» Instructions for the task: Give the data below again exactly as it stands. Omit the pictures.

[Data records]
"""
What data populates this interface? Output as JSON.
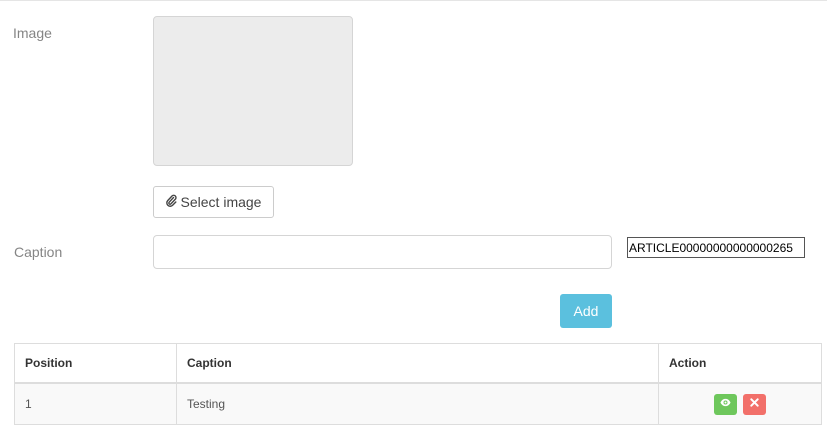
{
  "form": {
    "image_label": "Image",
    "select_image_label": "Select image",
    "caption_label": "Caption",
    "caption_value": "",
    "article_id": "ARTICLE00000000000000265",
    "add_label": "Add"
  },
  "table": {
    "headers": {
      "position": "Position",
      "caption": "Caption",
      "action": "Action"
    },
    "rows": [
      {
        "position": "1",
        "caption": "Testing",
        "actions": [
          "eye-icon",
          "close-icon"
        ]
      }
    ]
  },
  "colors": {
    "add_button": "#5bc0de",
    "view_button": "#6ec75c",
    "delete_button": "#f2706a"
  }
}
"""
» Answer to this exercise:
What data populates this interface? Output as JSON.
{
  "form": {
    "image_label": "Image",
    "select_image_label": "Select image",
    "caption_label": "Caption",
    "caption_value": "",
    "article_id": "ARTICLE00000000000000265",
    "add_label": "Add"
  },
  "table": {
    "headers": {
      "position": "Position",
      "caption": "Caption",
      "action": "Action"
    },
    "rows": [
      {
        "position": "1",
        "caption": "Testing",
        "actions": [
          "eye-icon",
          "close-icon"
        ]
      }
    ]
  },
  "colors": {
    "add_button": "#5bc0de",
    "view_button": "#6ec75c",
    "delete_button": "#f2706a"
  }
}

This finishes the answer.